[Stored items from a collection]
+++
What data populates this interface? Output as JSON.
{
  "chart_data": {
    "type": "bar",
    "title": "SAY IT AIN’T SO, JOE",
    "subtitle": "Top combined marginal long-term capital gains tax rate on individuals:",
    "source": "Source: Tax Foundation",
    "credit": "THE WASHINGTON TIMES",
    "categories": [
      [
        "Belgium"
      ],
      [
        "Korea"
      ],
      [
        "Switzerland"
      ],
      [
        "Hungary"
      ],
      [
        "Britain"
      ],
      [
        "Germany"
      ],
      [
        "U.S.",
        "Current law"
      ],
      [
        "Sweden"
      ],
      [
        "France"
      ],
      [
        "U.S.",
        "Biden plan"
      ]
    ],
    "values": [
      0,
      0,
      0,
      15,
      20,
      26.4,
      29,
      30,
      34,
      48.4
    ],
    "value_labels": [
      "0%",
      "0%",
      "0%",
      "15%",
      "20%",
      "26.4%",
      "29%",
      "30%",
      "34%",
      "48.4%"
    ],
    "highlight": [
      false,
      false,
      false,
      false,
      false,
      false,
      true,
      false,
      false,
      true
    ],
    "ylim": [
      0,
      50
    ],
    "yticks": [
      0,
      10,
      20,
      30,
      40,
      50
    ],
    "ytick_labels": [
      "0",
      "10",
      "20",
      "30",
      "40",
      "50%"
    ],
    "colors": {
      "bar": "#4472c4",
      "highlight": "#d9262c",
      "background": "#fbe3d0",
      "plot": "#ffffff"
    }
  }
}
+++
▶ [PROBLEM REQUIREMENTS]: Copy the data above in full, character for character.

▶ [COMPLETED TASK]:
What data populates this interface? Output as JSON.
{
  "chart_data": {
    "type": "bar",
    "title": "SAY IT AIN’T SO, JOE",
    "subtitle": "Top combined marginal long-term capital gains tax rate on individuals:",
    "source": "Source: Tax Foundation",
    "credit": "THE WASHINGTON TIMES",
    "categories": [
      [
        "Belgium"
      ],
      [
        "Korea"
      ],
      [
        "Switzerland"
      ],
      [
        "Hungary"
      ],
      [
        "Britain"
      ],
      [
        "Germany"
      ],
      [
        "U.S.",
        "Current law"
      ],
      [
        "Sweden"
      ],
      [
        "France"
      ],
      [
        "U.S.",
        "Biden plan"
      ]
    ],
    "values": [
      0,
      0,
      0,
      15,
      20,
      26.4,
      29,
      30,
      34,
      48.4
    ],
    "value_labels": [
      "0%",
      "0%",
      "0%",
      "15%",
      "20%",
      "26.4%",
      "29%",
      "30%",
      "34%",
      "48.4%"
    ],
    "highlight": [
      false,
      false,
      false,
      false,
      false,
      false,
      true,
      false,
      false,
      true
    ],
    "ylim": [
      0,
      50
    ],
    "yticks": [
      0,
      10,
      20,
      30,
      40,
      50
    ],
    "ytick_labels": [
      "0",
      "10",
      "20",
      "30",
      "40",
      "50%"
    ],
    "colors": {
      "bar": "#4472c4",
      "highlight": "#d9262c",
      "background": "#fbe3d0",
      "plot": "#ffffff"
    }
  }
}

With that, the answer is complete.